Given data start

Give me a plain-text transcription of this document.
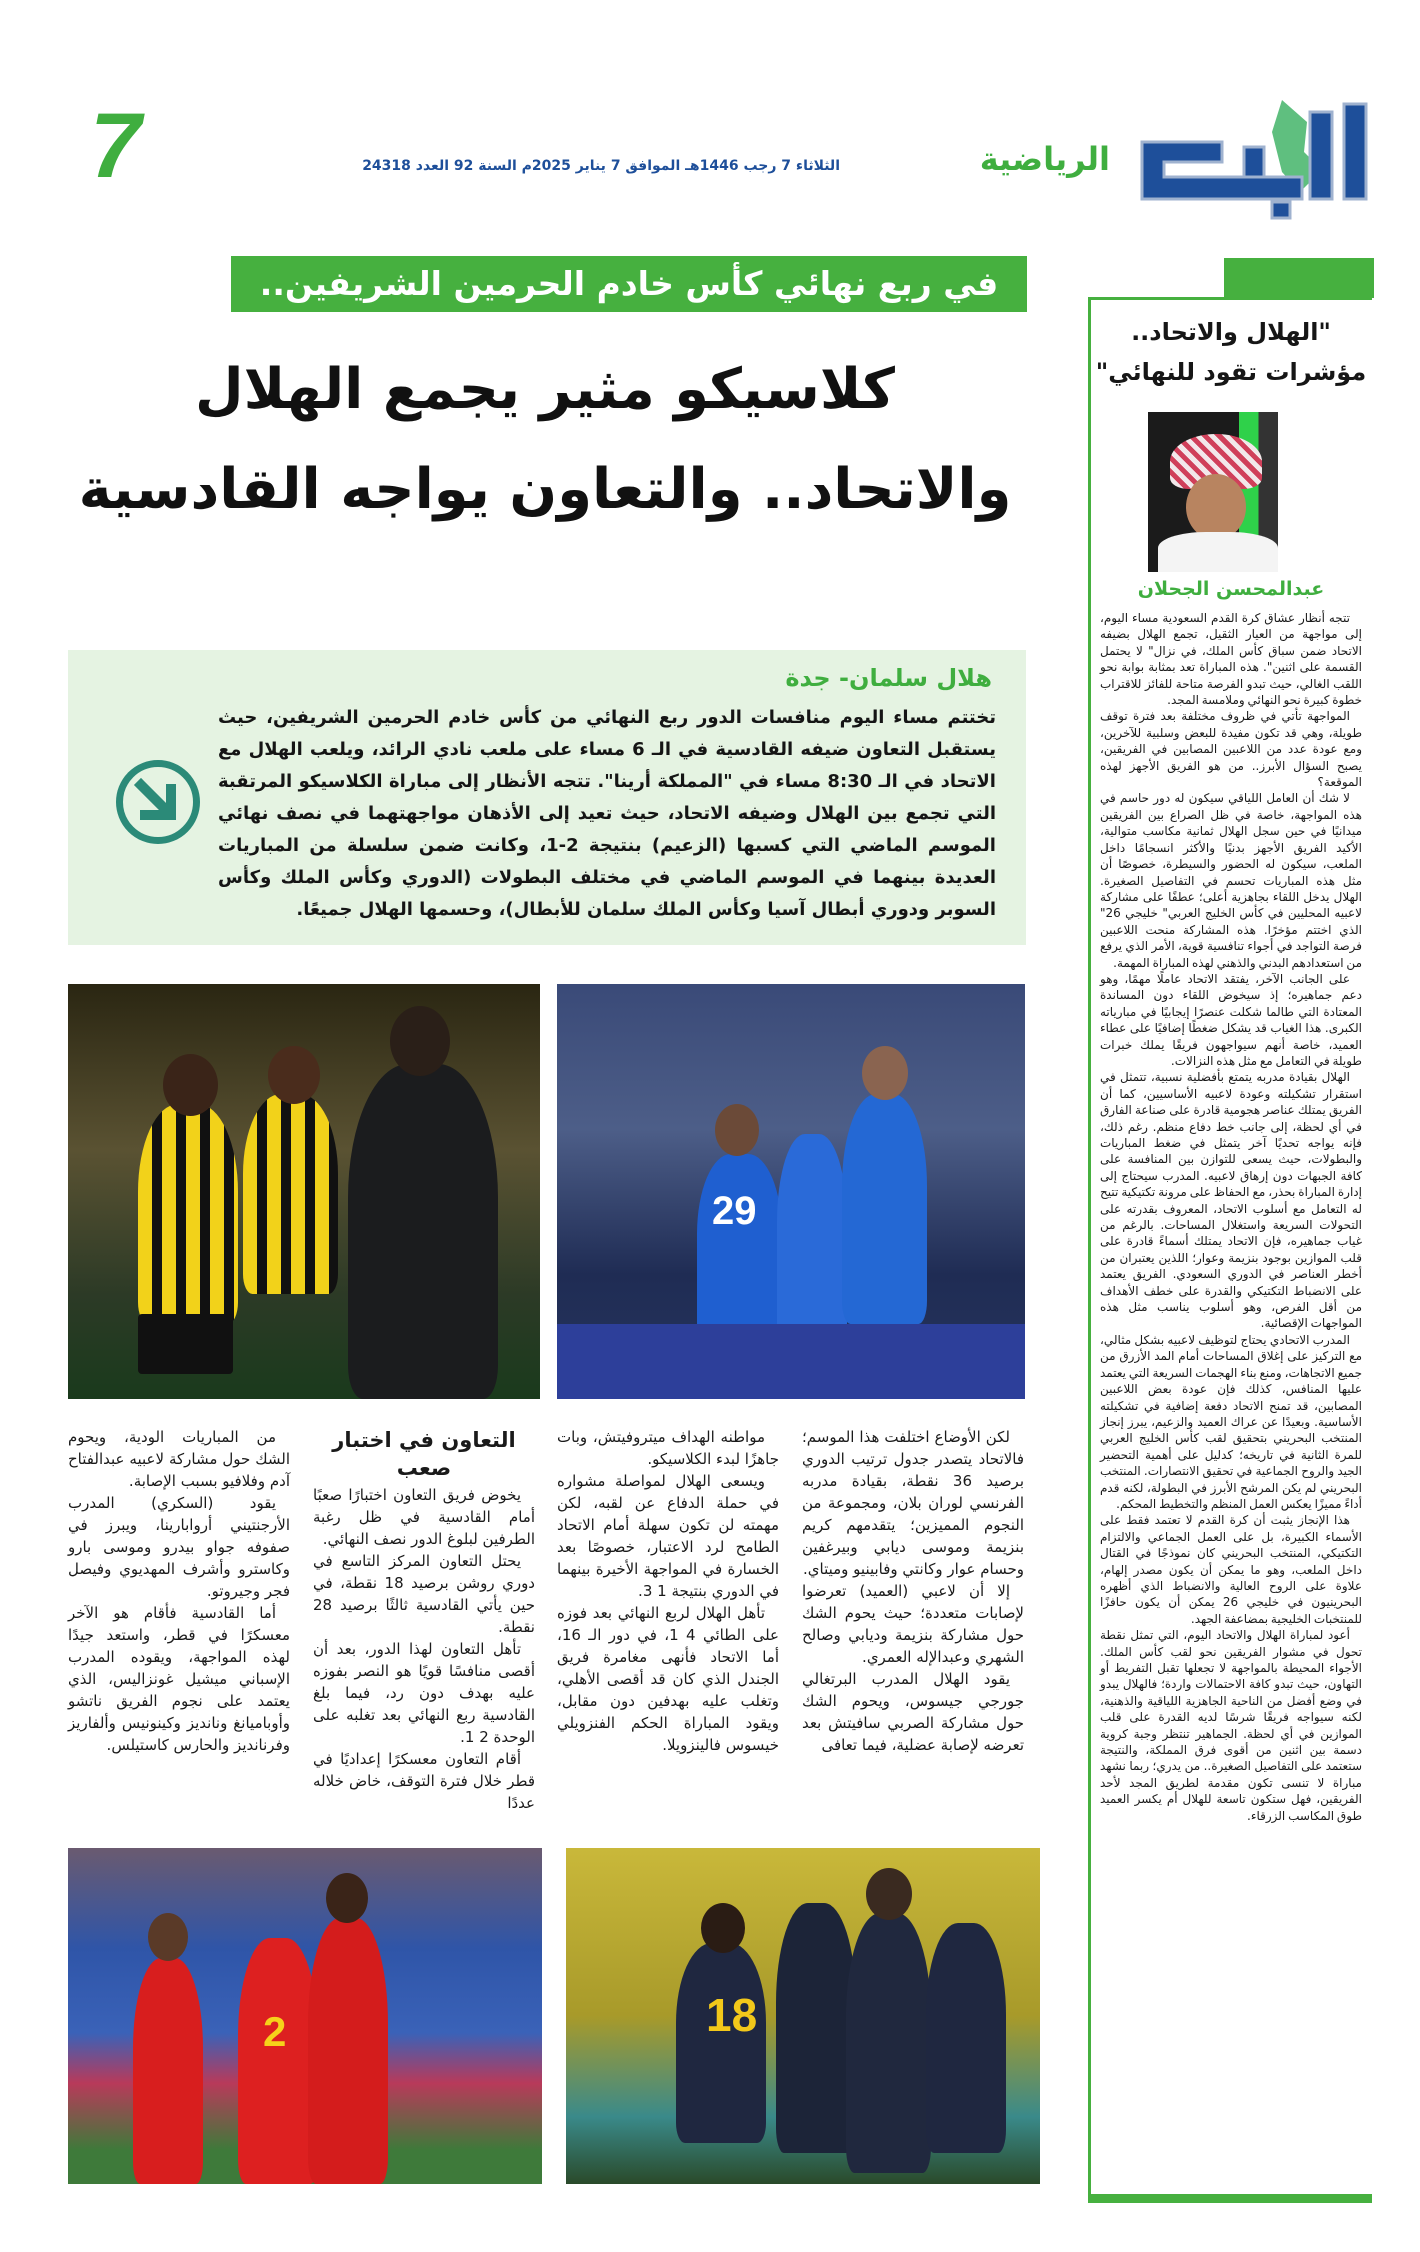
الرياضية
الثلاثاء 7 رجب 1446هـ الموافق 7 يناير 2025م السنة 92 العدد 24318
7
في ربع نهائي كأس خادم الحرمين الشريفين..
كلاسيكو مثير يجمع الهلال
والاتحاد.. والتعاون يواجه القادسية
هلال سلمان- جدة
تختتم مساء اليوم منافسات الدور ربع النهائي من كأس خادم الحرمين الشريفين، حيث يستقبل التعاون ضيفه القادسية في الـ 6 مساء على ملعب نادي الرائد، ويلعب الهلال مع الاتحاد في الـ 8:30 مساء في "المملكة أرينا". تتجه الأنظار إلى مباراة الكلاسيكو المرتقبة التي تجمع بين الهلال وضيفه الاتحاد، حيث تعيد إلى الأذهان مواجهتهما في نصف نهائي الموسم الماضي التي كسبها (الزعيم) بنتيجة 2-1، وكانت ضمن سلسلة من المباريات العديدة بينهما في الموسم الماضي في مختلف البطولات (الدوري وكأس الملك وكأس السوبر ودوري أبطال آسيا وكأس الملك سلمان للأبطال)، وحسمها الهلال جميعًا.
29

لكن الأوضاع اختلفت هذا الموسم؛ فالاتحاد يتصدر جدول ترتيب الدوري برصيد 36 نقطة، بقيادة مدربه الفرنسي لوران بلان، ومجموعة من النجوم المميزين؛ يتقدمهم كريم بنزيمة وموسى ديابي وبيرغفين وحسام عوار وكانتي وفابينيو وميتاي.

إلا أن لاعبي (العميد) تعرضوا لإصابات متعددة؛ حيث يحوم الشك حول مشاركة بنزيمة وديابي وصالح الشهري وعبدالإله العمري.

يقود الهلال المدرب البرتغالي جورجي جيسوس، ويحوم الشك حول مشاركة الصربي سافيتش بعد تعرضه لإصابة عضلية، فيما تعافى

مواطنه الهداف ميتروفيتش، وبات جاهزًا لبدء الكلاسيكو.

ويسعى الهلال لمواصلة مشواره في حملة الدفاع عن لقبه، لكن مهمته لن تكون سهلة أمام الاتحاد الطامح لرد الاعتبار، خصوصًا بعد الخسارة في المواجهة الأخيرة بينهما في الدوري بنتيجة 1 3.

تأهل الهلال لربع النهائي بعد فوزه على الطائي 4 1، في دور الـ 16، أما الاتحاد فأنهى مغامرة فريق الجندل الذي كان قد أقصى الأهلي، وتغلب عليه بهدفين دون مقابل، ويقود المباراة الحكم الفنزويلي خيسوس فالينزويلا.

التعاون في اختبار صعب

يخوض فريق التعاون اختبارًا صعبًا أمام القادسية في ظل رغبة الطرفين لبلوغ الدور نصف النهائي.

يحتل التعاون المركز التاسع في دوري روشن برصيد 18 نقطة، في حين يأتي القادسية ثالثًا برصيد 28 نقطة.

تأهل التعاون لهذا الدور، بعد أن أقصى منافسًا قويًا هو النصر بفوزه عليه بهدف دون رد، فيما بلغ القادسية ربع النهائي بعد تغلبه على الوحدة 2 1.

أقام التعاون معسكرًا إعداديًا في قطر خلال فترة التوقف، خاض خلاله عددًا

من المباريات الودية، ويحوم الشك حول مشاركة لاعبيه عبدالفتاح آدم وفلافيو بسبب الإصابة.

يقود (السكري) المدرب الأرجنتيني أروابارينا، ويبرز في صفوفه جواو بيدرو وموسى بارو وكاسترو وأشرف المهديوي وفيصل فجر وجيروتو.

أما القادسية فأقام هو الآخر معسكرًا في قطر، واستعد جيدًا لهذه المواجهة، ويقوده المدرب الإسباني ميشيل غونزاليس، الذي يعتمد على نجوم الفريق ناتشو وأوباميانغ ونانديز وكينونيس وألفاريز وفرنانديز والحارس كاستيلس.

2	18
"الهلال والاتحاد.. مؤشرات تقود للنهائي"
عبدالمحسن الجحلان

تتجه أنظار عشاق كرة القدم السعودية مساء اليوم، إلى مواجهة من العيار الثقيل، تجمع الهلال بضيفه الاتحاد ضمن سباق كأس الملك، في نزال" لا يحتمل القسمة على اثنين". هذه المباراة تعد بمثابة بوابة نحو اللقب الغالي، حيث تبدو الفرصة متاحة للفائز للاقتراب خطوة كبيرة نحو النهائي وملامسة المجد.

المواجهة تأتي في ظروف مختلفة بعد فترة توقف طويلة، وهي قد تكون مفيدة للبعض وسلبية للآخرين، ومع عودة عدد من اللاعبين المصابين في الفريقين، يصبح السؤال الأبرز.. من هو الفريق الأجهز لهذه الموقعة؟

لا شك أن العامل اللياقي سيكون له دور حاسم في هذه المواجهة، خاصة في ظل الصراع بين الفريقين ميدانيًا في حين سجل الهلال ثمانية مكاسب متوالية، الأكيد الفريق الأجهز بدنيًا والأكثر انسجامًا داخل الملعب، سيكون له الحضور والسيطرة، خصوصًا أن مثل هذه المباريات تحسم في التفاصيل الصغيرة. الهلال يدخل اللقاء بجاهزية أعلى؛ عطفًا على مشاركة لاعبيه المحليين في كأس الخليج العربي" خليجي 26" الذي اختتم مؤخرًا. هذه المشاركة منحت اللاعبين فرصة التواجد في أجواء تنافسية قوية، الأمر الذي يرفع من استعدادهم البدني والذهني لهذه المباراة المهمة.

على الجانب الآخر، يفتقد الاتحاد عاملًا مهمًا، وهو دعم جماهيره؛ إذ سيخوض اللقاء دون المساندة المعتادة التي طالما شكلت عنصرًا إيجابيًا في مبارياته الكبرى. هذا الغياب قد يشكل ضغطًا إضافيًا على عطاء العميد، خاصة أنهم سيواجهون فريقًا يملك خبرات طويلة في التعامل مع مثل هذه النزالات.

الهلال بقيادة مدربه يتمتع بأفضلية نسبية، تتمثل في استقرار تشكيلته وعودة لاعبيه الأساسيين، كما أن الفريق يمتلك عناصر هجومية قادرة على صناعة الفارق في أي لحظة، إلى جانب خط دفاع منظم. رغم ذلك، فإنه يواجه تحديًا آخر يتمثل في ضغط المباريات والبطولات، حيث يسعى للتوازن بين المنافسة على كافة الجبهات دون إرهاق لاعبيه. المدرب سيحتاج إلى إدارة المباراة بحذر، مع الحفاظ على مرونة تكتيكية تتيح له التعامل مع أسلوب الاتحاد، المعروف بقدرته على التحولات السريعة واستغلال المساحات. بالرغم من غياب جماهيره، فإن الاتحاد يمتلك أسماءً قادرة على قلب الموازين بوجود بنزيمة وعوار؛ اللذين يعتبران من أخطر العناصر في الدوري السعودي. الفريق يعتمد على الانضباط التكتيكي والقدرة على خطف الأهداف من أقل الفرص، وهو أسلوب يناسب مثل هذه المواجهات الإقصائية.

المدرب الاتحادي يحتاج لتوظيف لاعبيه بشكل مثالي، مع التركيز على إغلاق المساحات أمام المد الأزرق من جميع الاتجاهات، ومنع بناء الهجمات السريعة التي يعتمد عليها المنافس، كذلك فإن عودة بعض اللاعبين المصابين، قد تمنح الاتحاد دفعة إضافية في تشكيلته الأساسية. وبعيدًا عن عراك العميد والزعيم، يبرز إنجاز المنتخب البحريني بتحقيق لقب كأس الخليج العربي للمرة الثانية في تاريخه؛ كدليل على أهمية التحضير الجيد والروح الجماعية في تحقيق الانتصارات. المنتخب البحريني لم يكن المرشح الأبرز في البطولة، لكنه قدم أداءً مميزًا يعكس العمل المنظم والتخطيط المحكم.

هذا الإنجاز يثبت أن كرة القدم لا تعتمد فقط على الأسماء الكبيرة، بل على العمل الجماعي والالتزام التكتيكي، المنتخب البحريني كان نموذجًا في القتال داخل الملعب، وهو ما يمكن أن يكون مصدر إلهام، علاوة على الروح العالية والانضباط الذي أظهره البحرينيون في خليجي 26 يمكن أن يكون حافزًا للمنتخبات الخليجية بمضاعفة الجهد.

أعود لمباراة الهلال والاتحاد اليوم، التي تمثل نقطة تحول في مشوار الفريقين نحو لقب كأس الملك. الأجواء المحيطة بالمواجهة لا تجعلها تقبل التفريط أو التهاون، حيث تبدو كافة الاحتمالات واردة؛ فالهلال يبدو في وضع أفضل من الناحية الجاهزية اللياقية والذهنية، لكنه سيواجه فريقًا شرسًا لديه القدرة على قلب الموازين في أي لحظة. الجماهير تنتظر وجبة كروية دسمة بين اثنين من أقوى فرق المملكة، والنتيجة ستعتمد على التفاصيل الصغيرة.. من يدري؛ ربما نشهد مباراة لا تنسى تكون مقدمة لطريق المجد لأحد الفريقين، فهل ستكون تاسعة للهلال أم يكسر العميد طوق المكاسب الزرقاء.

Given data end

• Task to carry out: Count how many lines contain "خادم" and give only that count.

• Solution for this problem: 2